■ PROMPT
Rewrite the data from its first line through the line containing "plus-marker-shape: [1603, 354, 1665, 416]", changing "panel-label-background" to "panel-label-backdrop" and keeping everything else the same.

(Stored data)

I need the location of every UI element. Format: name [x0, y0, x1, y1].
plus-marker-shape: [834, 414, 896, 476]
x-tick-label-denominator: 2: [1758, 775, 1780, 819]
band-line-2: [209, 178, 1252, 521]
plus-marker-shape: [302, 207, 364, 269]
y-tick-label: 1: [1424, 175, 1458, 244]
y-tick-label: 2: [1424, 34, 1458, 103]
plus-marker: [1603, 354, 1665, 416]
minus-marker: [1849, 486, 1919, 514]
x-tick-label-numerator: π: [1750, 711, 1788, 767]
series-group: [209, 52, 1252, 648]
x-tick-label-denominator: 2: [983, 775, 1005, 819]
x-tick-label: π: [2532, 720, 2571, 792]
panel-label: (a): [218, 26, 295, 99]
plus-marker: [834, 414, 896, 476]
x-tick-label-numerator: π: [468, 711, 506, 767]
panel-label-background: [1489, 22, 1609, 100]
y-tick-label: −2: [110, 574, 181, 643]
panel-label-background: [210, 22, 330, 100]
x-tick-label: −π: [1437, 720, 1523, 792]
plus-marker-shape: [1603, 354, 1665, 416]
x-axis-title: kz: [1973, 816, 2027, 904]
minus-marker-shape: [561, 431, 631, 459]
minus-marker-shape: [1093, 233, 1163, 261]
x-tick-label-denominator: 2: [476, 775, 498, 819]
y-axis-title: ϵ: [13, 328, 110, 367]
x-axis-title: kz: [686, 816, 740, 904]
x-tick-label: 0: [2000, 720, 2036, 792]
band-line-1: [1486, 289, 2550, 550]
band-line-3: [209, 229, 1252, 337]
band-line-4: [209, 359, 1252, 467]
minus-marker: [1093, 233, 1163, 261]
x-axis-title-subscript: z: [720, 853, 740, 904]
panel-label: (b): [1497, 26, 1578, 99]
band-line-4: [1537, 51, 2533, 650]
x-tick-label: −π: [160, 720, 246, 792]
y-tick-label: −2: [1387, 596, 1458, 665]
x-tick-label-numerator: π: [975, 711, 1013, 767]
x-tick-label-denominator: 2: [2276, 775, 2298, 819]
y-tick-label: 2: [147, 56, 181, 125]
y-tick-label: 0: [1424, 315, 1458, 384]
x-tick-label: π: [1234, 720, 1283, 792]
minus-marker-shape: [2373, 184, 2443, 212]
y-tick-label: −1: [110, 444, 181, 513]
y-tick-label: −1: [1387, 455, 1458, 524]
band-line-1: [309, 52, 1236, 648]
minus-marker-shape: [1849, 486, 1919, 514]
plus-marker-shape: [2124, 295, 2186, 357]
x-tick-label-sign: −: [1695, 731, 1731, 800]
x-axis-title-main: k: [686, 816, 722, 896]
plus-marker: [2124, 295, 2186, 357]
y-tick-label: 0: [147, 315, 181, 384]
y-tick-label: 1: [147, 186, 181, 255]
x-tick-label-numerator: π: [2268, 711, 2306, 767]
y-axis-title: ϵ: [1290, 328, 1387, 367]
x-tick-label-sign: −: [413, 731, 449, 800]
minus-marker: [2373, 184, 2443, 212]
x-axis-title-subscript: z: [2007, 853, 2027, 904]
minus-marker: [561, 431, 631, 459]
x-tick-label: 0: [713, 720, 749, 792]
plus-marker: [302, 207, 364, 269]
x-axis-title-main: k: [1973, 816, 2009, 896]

■ THE COMPLETED TASK
I need the location of every UI element. Format: name [x0, y0, x1, y1].
plus-marker-shape: [834, 414, 896, 476]
x-tick-label-denominator: 2: [1758, 775, 1780, 819]
band-line-2: [209, 178, 1252, 521]
plus-marker-shape: [302, 207, 364, 269]
y-tick-label: 1: [1424, 175, 1458, 244]
y-tick-label: 2: [1424, 34, 1458, 103]
plus-marker: [1603, 354, 1665, 416]
minus-marker: [1849, 486, 1919, 514]
x-tick-label-numerator: π: [1750, 711, 1788, 767]
series-group: [209, 52, 1252, 648]
x-tick-label-denominator: 2: [983, 775, 1005, 819]
x-tick-label: π: [2532, 720, 2571, 792]
panel-label: (a): [218, 26, 295, 99]
plus-marker: [834, 414, 896, 476]
x-tick-label-numerator: π: [468, 711, 506, 767]
panel-label-backdrop: [1489, 22, 1609, 100]
y-tick-label: −2: [110, 574, 181, 643]
panel-label-backdrop: [210, 22, 330, 100]
x-tick-label: −π: [1437, 720, 1523, 792]
plus-marker-shape: [1603, 354, 1665, 416]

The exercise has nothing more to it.